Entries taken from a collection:
= = =

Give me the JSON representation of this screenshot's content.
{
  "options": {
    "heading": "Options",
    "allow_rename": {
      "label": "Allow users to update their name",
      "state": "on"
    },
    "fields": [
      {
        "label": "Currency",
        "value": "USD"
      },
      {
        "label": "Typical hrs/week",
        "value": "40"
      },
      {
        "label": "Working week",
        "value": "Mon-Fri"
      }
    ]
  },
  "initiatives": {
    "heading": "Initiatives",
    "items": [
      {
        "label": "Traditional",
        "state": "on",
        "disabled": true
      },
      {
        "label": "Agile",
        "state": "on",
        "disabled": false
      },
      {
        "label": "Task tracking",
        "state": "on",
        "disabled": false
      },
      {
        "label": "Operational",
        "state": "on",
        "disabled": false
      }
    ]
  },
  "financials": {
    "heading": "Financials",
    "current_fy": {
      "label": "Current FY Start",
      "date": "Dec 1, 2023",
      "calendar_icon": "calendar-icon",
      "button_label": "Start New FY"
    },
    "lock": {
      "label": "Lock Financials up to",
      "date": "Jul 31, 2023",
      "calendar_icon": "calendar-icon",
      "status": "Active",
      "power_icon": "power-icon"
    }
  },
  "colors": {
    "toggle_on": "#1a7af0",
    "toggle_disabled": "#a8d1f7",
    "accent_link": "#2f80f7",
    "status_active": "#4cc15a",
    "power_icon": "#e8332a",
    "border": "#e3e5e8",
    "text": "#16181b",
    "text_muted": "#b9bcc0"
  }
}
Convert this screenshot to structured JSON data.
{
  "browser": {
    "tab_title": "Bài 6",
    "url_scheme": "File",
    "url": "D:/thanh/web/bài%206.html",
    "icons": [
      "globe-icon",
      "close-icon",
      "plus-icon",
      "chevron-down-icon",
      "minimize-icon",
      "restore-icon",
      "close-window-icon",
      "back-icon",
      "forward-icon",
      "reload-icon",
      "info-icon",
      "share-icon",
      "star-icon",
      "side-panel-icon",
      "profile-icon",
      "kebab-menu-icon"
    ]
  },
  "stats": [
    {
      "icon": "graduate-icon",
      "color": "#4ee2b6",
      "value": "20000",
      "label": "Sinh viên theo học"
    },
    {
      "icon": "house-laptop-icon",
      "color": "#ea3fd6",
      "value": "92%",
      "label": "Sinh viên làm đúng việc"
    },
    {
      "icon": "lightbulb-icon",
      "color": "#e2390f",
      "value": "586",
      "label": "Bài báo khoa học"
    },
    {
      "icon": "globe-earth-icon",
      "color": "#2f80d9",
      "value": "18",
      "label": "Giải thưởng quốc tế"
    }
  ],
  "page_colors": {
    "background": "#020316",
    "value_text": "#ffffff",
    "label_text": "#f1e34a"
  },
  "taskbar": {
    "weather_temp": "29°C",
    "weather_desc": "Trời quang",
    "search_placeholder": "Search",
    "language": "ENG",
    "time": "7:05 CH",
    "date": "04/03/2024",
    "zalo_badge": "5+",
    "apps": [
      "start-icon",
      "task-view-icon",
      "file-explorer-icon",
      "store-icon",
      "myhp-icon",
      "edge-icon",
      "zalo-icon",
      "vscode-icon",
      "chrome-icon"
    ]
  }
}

= = =

» **What to do**
Word for word, restate all of the data shown above.

» **Task answer**
Give me the JSON representation of this screenshot's content.
{
  "options": {
    "heading": "Options",
    "allow_rename": {
      "label": "Allow users to update their name",
      "state": "on"
    },
    "fields": [
      {
        "label": "Currency",
        "value": "USD"
      },
      {
        "label": "Typical hrs/week",
        "value": "40"
      },
      {
        "label": "Working week",
        "value": "Mon-Fri"
      }
    ]
  },
  "initiatives": {
    "heading": "Initiatives",
    "items": [
      {
        "label": "Traditional",
        "state": "on",
        "disabled": true
      },
      {
        "label": "Agile",
        "state": "on",
        "disabled": false
      },
      {
        "label": "Task tracking",
        "state": "on",
        "disabled": false
      },
      {
        "label": "Operational",
        "state": "on",
        "disabled": false
      }
    ]
  },
  "financials": {
    "heading": "Financials",
    "current_fy": {
      "label": "Current FY Start",
      "date": "Dec 1, 2023",
      "calendar_icon": "calendar-icon",
      "button_label": "Start New FY"
    },
    "lock": {
      "label": "Lock Financials up to",
      "date": "Jul 31, 2023",
      "calendar_icon": "calendar-icon",
      "status": "Active",
      "power_icon": "power-icon"
    }
  },
  "colors": {
    "toggle_on": "#1a7af0",
    "toggle_disabled": "#a8d1f7",
    "accent_link": "#2f80f7",
    "status_active": "#4cc15a",
    "power_icon": "#e8332a",
    "border": "#e3e5e8",
    "text": "#16181b",
    "text_muted": "#b9bcc0"
  }
}
Convert this screenshot to structured JSON data.
{
  "browser": {
    "tab_title": "Bài 6",
    "url_scheme": "File",
    "url": "D:/thanh/web/bài%206.html",
    "icons": [
      "globe-icon",
      "close-icon",
      "plus-icon",
      "chevron-down-icon",
      "minimize-icon",
      "restore-icon",
      "close-window-icon",
      "back-icon",
      "forward-icon",
      "reload-icon",
      "info-icon",
      "share-icon",
      "star-icon",
      "side-panel-icon",
      "profile-icon",
      "kebab-menu-icon"
    ]
  },
  "stats": [
    {
      "icon": "graduate-icon",
      "color": "#4ee2b6",
      "value": "20000",
      "label": "Sinh viên theo học"
    },
    {
      "icon": "house-laptop-icon",
      "color": "#ea3fd6",
      "value": "92%",
      "label": "Sinh viên làm đúng việc"
    },
    {
      "icon": "lightbulb-icon",
      "color": "#e2390f",
      "value": "586",
      "label": "Bài báo khoa học"
    },
    {
      "icon": "globe-earth-icon",
      "color": "#2f80d9",
      "value": "18",
      "label": "Giải thưởng quốc tế"
    }
  ],
  "page_colors": {
    "background": "#020316",
    "value_text": "#ffffff",
    "label_text": "#f1e34a"
  },
  "taskbar": {
    "weather_temp": "29°C",
    "weather_desc": "Trời quang",
    "search_placeholder": "Search",
    "language": "ENG",
    "time": "7:05 CH",
    "date": "04/03/2024",
    "zalo_badge": "5+",
    "apps": [
      "start-icon",
      "task-view-icon",
      "file-explorer-icon",
      "store-icon",
      "myhp-icon",
      "edge-icon",
      "zalo-icon",
      "vscode-icon",
      "chrome-icon"
    ]
  }
}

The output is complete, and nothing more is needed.